#### Task
Where a line in the listing below contains the word "проектной", copy that line.
[Start of Extracted material]
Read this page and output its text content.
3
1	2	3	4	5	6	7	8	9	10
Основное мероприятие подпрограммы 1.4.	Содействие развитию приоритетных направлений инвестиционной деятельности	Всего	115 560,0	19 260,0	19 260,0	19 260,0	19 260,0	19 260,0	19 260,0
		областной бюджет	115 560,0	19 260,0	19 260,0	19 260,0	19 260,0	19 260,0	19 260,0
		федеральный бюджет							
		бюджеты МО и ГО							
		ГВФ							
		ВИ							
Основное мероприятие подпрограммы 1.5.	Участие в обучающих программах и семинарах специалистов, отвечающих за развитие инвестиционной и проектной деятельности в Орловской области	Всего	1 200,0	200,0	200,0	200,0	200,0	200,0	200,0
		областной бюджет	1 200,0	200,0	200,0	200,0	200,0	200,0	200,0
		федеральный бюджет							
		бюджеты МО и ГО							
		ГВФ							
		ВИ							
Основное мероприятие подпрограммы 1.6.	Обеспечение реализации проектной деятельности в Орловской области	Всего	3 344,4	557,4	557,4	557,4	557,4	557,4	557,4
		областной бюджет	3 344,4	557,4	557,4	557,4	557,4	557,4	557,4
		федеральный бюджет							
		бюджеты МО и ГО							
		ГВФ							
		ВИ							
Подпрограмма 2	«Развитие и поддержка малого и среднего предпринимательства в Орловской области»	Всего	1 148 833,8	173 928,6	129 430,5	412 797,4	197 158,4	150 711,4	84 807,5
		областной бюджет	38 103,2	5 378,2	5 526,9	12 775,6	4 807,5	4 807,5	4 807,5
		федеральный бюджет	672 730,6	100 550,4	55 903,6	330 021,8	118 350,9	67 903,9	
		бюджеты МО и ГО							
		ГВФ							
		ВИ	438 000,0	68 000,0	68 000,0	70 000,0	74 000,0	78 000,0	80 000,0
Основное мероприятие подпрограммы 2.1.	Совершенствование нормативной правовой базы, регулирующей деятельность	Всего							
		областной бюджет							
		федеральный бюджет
[End of Extracted material]
#### Exercise answer
Основное мероприятие подпрограммы 1.5.	Участие в обучающих программах и семинарах специалистов, отвечающих за развитие инвестиционной и проектной деятельности в Орловской области	Всего	1 200,0	200,0	200,0	200,0	200,0	200,0	200,0
Основное мероприятие подпрограммы 1.6.	Обеспечение реализации проектной деятельности в Орловской области	Всего	3 344,4	557,4	557,4	557,4	557,4	557,4	557,4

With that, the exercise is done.